Start Records supplied

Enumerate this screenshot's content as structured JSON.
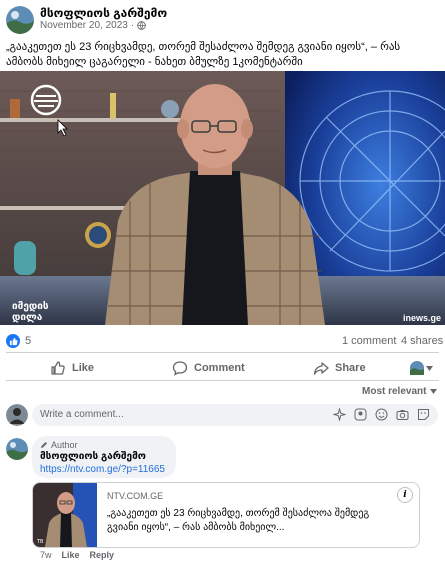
{
  "post": {
    "page_name": "მსოფლიოს გარშემო",
    "date": "November 20, 2023",
    "privacy_icon": "globe-icon",
    "more_icon": "more-icon",
    "caption": "„გააკეთეთ ეს 23 რიცხვამდე, თორემ შესაძლოა შემდეგ გვიანი იყოს“, – რას ამბობს მიხეილ ცაგარელი - ნახეთ ბმულზე 1კომენტარში"
  },
  "photo": {
    "logo_text": "იმედის დილა",
    "watermark": "inews.ge"
  },
  "stats": {
    "likes": "5",
    "comments": "1 comment",
    "shares": "4 shares"
  },
  "actions": {
    "like": "Like",
    "comment": "Comment",
    "share": "Share"
  },
  "sort": {
    "label": "Most relevant"
  },
  "composer": {
    "placeholder": "Write a comment..."
  },
  "comment": {
    "author_badge": "Author",
    "author_name": "მსოფლიოს გარშემო",
    "link_url": "https://ntv.com.ge/?p=11665",
    "preview": {
      "domain": "NTV.COM.GE",
      "title": "„გააკეთეთ ეს 23 რიცხვამდე, თორემ შესაძლოა შემდეგ გვიანი იყოს“, – რას ამბობს მიხეილ..."
    },
    "time": "7w",
    "like": "Like",
    "reply": "Reply"
  },
  "colors": {
    "accent": "#1877f2",
    "muted": "#65676b",
    "bubble": "#f0f2f5"
  }
}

End Records supplied

_Goal:_
Select every line above that contains the word "რიცხვამდე", and copy it.

_Written response:_
    "caption": "„გააკეთეთ ეს 23 რიცხვამდე, თორემ შესაძლოა შემდეგ გვიანი იყოს“, – რას ამბობს მიხეილ ცაგარელი - ნახეთ ბმულზე 1კომენტარში"
      "title": "„გააკეთეთ ეს 23 რიცხვამდე, თორემ შესაძლოა შემდეგ გვიანი იყოს“, – რას ამბობს მიხეილ..."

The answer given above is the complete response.